** START Dataset extract **
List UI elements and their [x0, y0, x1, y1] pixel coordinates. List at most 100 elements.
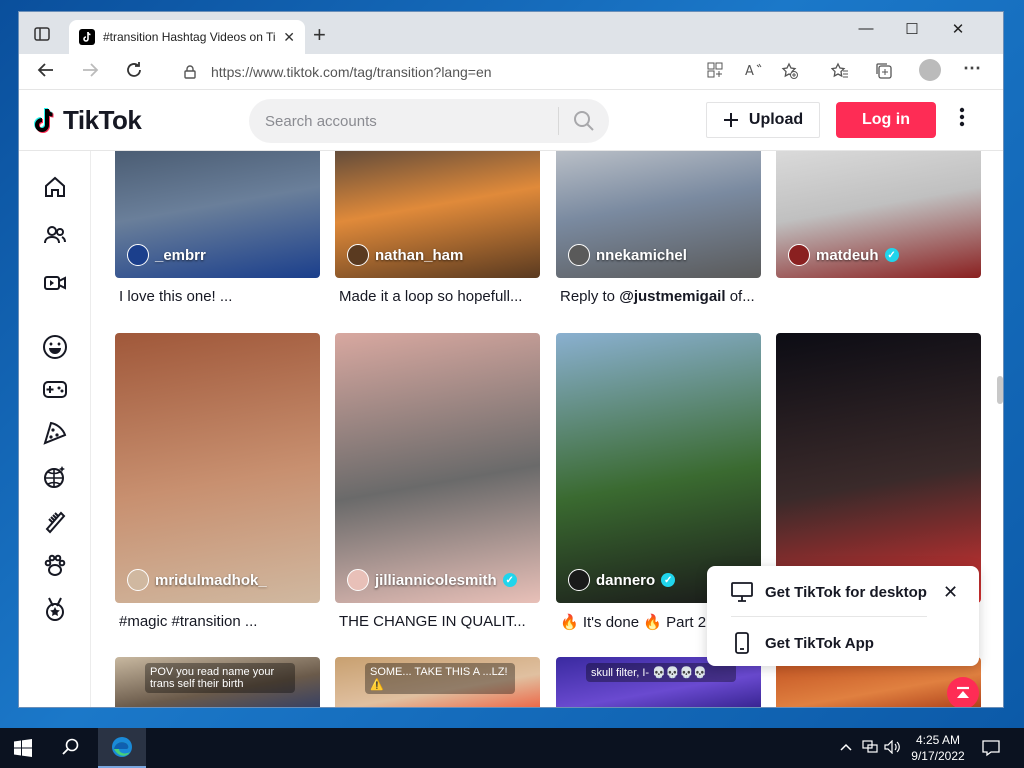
sports-medal-icon[interactable] [41, 595, 69, 623]
tab-close-icon[interactable]: ✕ [283, 29, 295, 46]
start-button[interactable] [14, 739, 32, 762]
page-scrollbar[interactable] [997, 376, 1003, 404]
webpage: TikTok Search accounts Upload Log in _em… [19, 91, 1003, 707]
search-bar[interactable]: Search accounts [249, 99, 609, 143]
video-author-name: nathan_ham [375, 246, 464, 264]
video-author[interactable]: matdeuh ✓ [788, 244, 899, 266]
video-author[interactable]: nnekamichel [568, 244, 687, 266]
lock-icon [184, 65, 196, 79]
gaming-controller-icon[interactable] [41, 375, 69, 403]
video-caption-text: of... [725, 288, 755, 305]
video-card[interactable] [776, 333, 981, 603]
avatar [788, 244, 810, 266]
get-desktop-link[interactable]: Get TikTok for desktop [731, 582, 927, 602]
window-close-button[interactable]: ✕ [935, 20, 981, 38]
back-icon[interactable] [37, 61, 55, 84]
verified-badge-icon: ✓ [502, 573, 517, 587]
read-aloud-icon[interactable]: A [745, 62, 763, 82]
comedy-emoji-icon[interactable] [41, 333, 69, 361]
tiktok-logo-icon [34, 107, 54, 133]
settings-more-icon[interactable]: ⋯ [963, 58, 981, 79]
video-author[interactable]: mridulmadhok_ [127, 569, 267, 591]
video-author[interactable]: dannero ✓ [568, 569, 676, 591]
new-tab-button[interactable]: + [313, 22, 326, 48]
search-icon [62, 738, 79, 755]
video-thumbnail[interactable]: mridulmadhok_ [115, 333, 320, 603]
video-author[interactable]: nathan_ham [347, 244, 463, 266]
avatar [568, 569, 590, 591]
tab-actions-button[interactable] [29, 23, 55, 45]
search-button[interactable] [559, 110, 609, 132]
video-card[interactable]: jilliannicolesmith ✓ THE CHANGE IN QUALIT.… [335, 333, 540, 630]
app-available-icon[interactable] [707, 62, 723, 82]
video-author-name: mridulmadhok_ [155, 571, 267, 589]
verified-badge-icon: ✓ [661, 573, 676, 587]
browser-window: #transition Hashtag Videos on TikTok ✕ +… [18, 11, 1004, 708]
get-desktop-label: Get TikTok for desktop [765, 583, 927, 601]
dance-globe-icon[interactable] [41, 463, 69, 491]
video-card[interactable]: POV you read name your trans self their … [115, 657, 320, 707]
video-caption[interactable]: THE CHANGE IN QUALIT... [335, 613, 540, 630]
profile-avatar[interactable] [919, 59, 941, 81]
video-caption-text: #magic #transition ... [119, 613, 258, 630]
collections-icon[interactable] [875, 62, 893, 84]
monitor-icon [731, 582, 753, 602]
back-to-top-button[interactable] [947, 677, 979, 707]
video-thumbnail[interactable]: POV you read name your trans self their … [115, 657, 320, 707]
tiktok-logo[interactable]: TikTok [33, 105, 142, 136]
more-options-icon[interactable] [959, 107, 965, 133]
minimize-button[interactable]: — [843, 20, 889, 37]
video-card[interactable]: SOME... TAKE THIS A ...LZ!⚠️ [335, 657, 540, 707]
volume-icon[interactable] [884, 739, 900, 757]
plus-icon [723, 113, 738, 127]
video-author[interactable]: jilliannicolesmith ✓ [347, 569, 517, 591]
refresh-icon[interactable] [125, 61, 143, 84]
video-caption-text: Reply to [560, 288, 620, 305]
beauty-comb-icon[interactable] [41, 507, 69, 535]
tab-strip: #transition Hashtag Videos on TikTok ✕ +… [19, 12, 1003, 54]
video-thumbnail[interactable]: jilliannicolesmith ✓ [335, 333, 540, 603]
get-app-link[interactable]: Get TikTok App [731, 632, 874, 654]
video-thumbnail[interactable]: dannero ✓ [556, 333, 761, 603]
video-caption[interactable]: Reply to @justmemigail of... [556, 288, 761, 305]
forward-icon[interactable] [81, 61, 99, 84]
favorites-icon[interactable] [830, 62, 849, 84]
home-icon[interactable] [41, 173, 69, 201]
add-favorite-icon[interactable] [781, 62, 799, 84]
popup-close-icon[interactable]: ✕ [943, 582, 958, 603]
tiktok-header: TikTok Search accounts Upload Log in [19, 91, 1003, 151]
network-icon[interactable] [862, 740, 878, 757]
windows-logo-icon [14, 739, 32, 757]
taskbar-edge-button[interactable] [98, 728, 146, 768]
video-caption-text: 🔥 It's done 🔥 Part 2 [560, 614, 707, 631]
get-app-popup: Get TikTok for desktop ✕ Get TikTok App [707, 566, 979, 666]
video-caption-text: I love this one! ... [119, 288, 233, 305]
video-caption[interactable]: I love this one! ... [115, 288, 320, 305]
video-caption[interactable]: Made it a loop so hopefull... [335, 288, 540, 305]
video-card[interactable]: mridulmadhok_ #magic #transition ... [115, 333, 320, 630]
show-hidden-icons-chevron-icon[interactable] [840, 740, 852, 755]
food-pizza-icon[interactable] [41, 419, 69, 447]
notification-center-icon[interactable] [982, 739, 1000, 762]
taskbar-search-button[interactable] [62, 738, 80, 761]
video-caption[interactable]: #magic #transition ... [115, 613, 320, 630]
upload-button[interactable]: Upload [706, 102, 820, 138]
maximize-button[interactable]: ☐ [889, 20, 935, 38]
search-input[interactable]: Search accounts [265, 113, 558, 130]
caption-mention-link[interactable]: @justmemigail [619, 288, 725, 305]
login-button[interactable]: Log in [836, 102, 936, 138]
svg-text:A: A [745, 64, 754, 78]
phone-icon [735, 632, 749, 654]
address-bar[interactable]: https://www.tiktok.com/tag/transition?la… [167, 58, 727, 86]
avatar [127, 244, 149, 266]
tab-active[interactable]: #transition Hashtag Videos on TikTok ✕ [69, 20, 305, 54]
taskbar-clock[interactable]: 4:25 AM 9/17/2022 [904, 732, 972, 764]
video-thumbnail[interactable]: SOME... TAKE THIS A ...LZ!⚠️ [335, 657, 540, 707]
animals-paw-icon[interactable] [41, 551, 69, 579]
video-author[interactable]: _embrr [127, 244, 206, 266]
live-icon[interactable] [41, 269, 69, 297]
following-icon[interactable] [41, 221, 69, 249]
avatar [347, 244, 369, 266]
verified-badge-icon: ✓ [884, 248, 899, 262]
video-thumbnail[interactable] [776, 333, 981, 603]
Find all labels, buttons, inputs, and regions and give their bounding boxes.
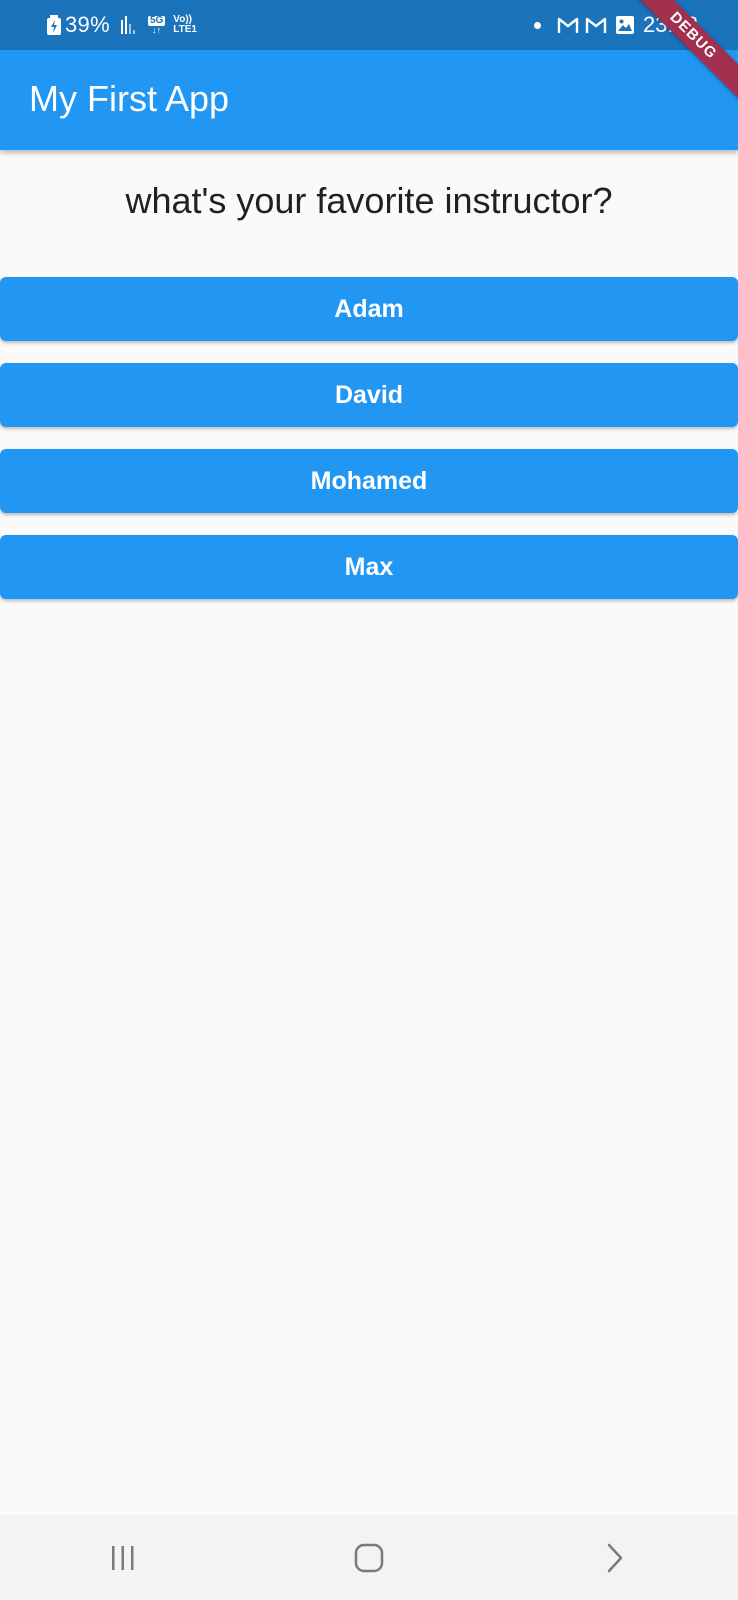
answer-button-adam[interactable]: Adam (0, 277, 738, 341)
home-button[interactable] (329, 1528, 409, 1588)
home-icon (354, 1543, 384, 1572)
recent-apps-icon (112, 1545, 134, 1570)
data-arrows: ↓↑ (152, 24, 162, 35)
battery-percentage: 39% (65, 12, 110, 37)
volte-indicator: Vo)) LTE1 (173, 15, 197, 35)
back-icon (607, 1543, 623, 1572)
status-left: 39% 5G ↓↑ Vo)) LTE1 (46, 0, 197, 50)
signal-strength-icon (120, 16, 135, 34)
gallery-icon (615, 16, 634, 34)
answer-button-mohamed[interactable]: Mohamed (0, 449, 738, 513)
question-text: what's your favorite instructor? (125, 180, 613, 221)
navigation-bar (0, 1515, 738, 1600)
lte-label: LTE1 (173, 24, 197, 35)
battery-charging-icon (47, 15, 61, 35)
back-button[interactable] (575, 1528, 655, 1588)
status-bar: 39% 5G ↓↑ Vo)) LTE1 23:18 (0, 0, 738, 50)
answer-button-max[interactable]: Max (0, 535, 738, 599)
network-5g-indicator: 5G ↓↑ (147, 14, 166, 35)
dot-icon (533, 21, 541, 29)
network-5g-label: 5G (147, 14, 166, 26)
gmail-icon (585, 17, 607, 33)
answer-list: Adam David Mohamed Max (0, 277, 738, 621)
app-title: My First App (29, 78, 230, 119)
answer-button-david[interactable]: David (0, 363, 738, 427)
gmail-icon (557, 17, 579, 33)
app-bar: My First App (0, 50, 738, 150)
recent-apps-button[interactable] (83, 1528, 163, 1588)
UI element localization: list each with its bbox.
** END Dataset extract **
> [Given instruction] Duplicate the entries beginning at the line that contains "answer-button-adam[interactable]: Adam (0, 277, 738, 341)" and stopping after the line that contains "app-bar: My First App (0, 50, 738, 150)".

> [Solution to this problem]
answer-button-adam[interactable]: Adam (0, 277, 738, 341)
home-button[interactable] (329, 1528, 409, 1588)
home-icon (354, 1543, 384, 1572)
recent-apps-icon (112, 1545, 134, 1570)
data-arrows: ↓↑ (152, 24, 162, 35)
battery-percentage: 39% (65, 12, 110, 37)
volte-indicator: Vo)) LTE1 (173, 15, 197, 35)
back-icon (607, 1543, 623, 1572)
status-left: 39% 5G ↓↑ Vo)) LTE1 (46, 0, 197, 50)
signal-strength-icon (120, 16, 135, 34)
gallery-icon (615, 16, 634, 34)
answer-button-mohamed[interactable]: Mohamed (0, 449, 738, 513)
question-text: what's your favorite instructor? (125, 180, 613, 221)
navigation-bar (0, 1515, 738, 1600)
lte-label: LTE1 (173, 24, 197, 35)
battery-charging-icon (47, 15, 61, 35)
back-button[interactable] (575, 1528, 655, 1588)
status-bar: 39% 5G ↓↑ Vo)) LTE1 23:18 (0, 0, 738, 50)
answer-button-max[interactable]: Max (0, 535, 738, 599)
network-5g-indicator: 5G ↓↑ (147, 14, 166, 35)
dot-icon (533, 21, 541, 29)
network-5g-label: 5G (147, 14, 166, 26)
gmail-icon (585, 17, 607, 33)
answer-list: Adam David Mohamed Max (0, 277, 738, 621)
app-title: My First App (29, 78, 230, 119)
answer-button-david[interactable]: David (0, 363, 738, 427)
gmail-icon (557, 17, 579, 33)
app-bar: My First App (0, 50, 738, 150)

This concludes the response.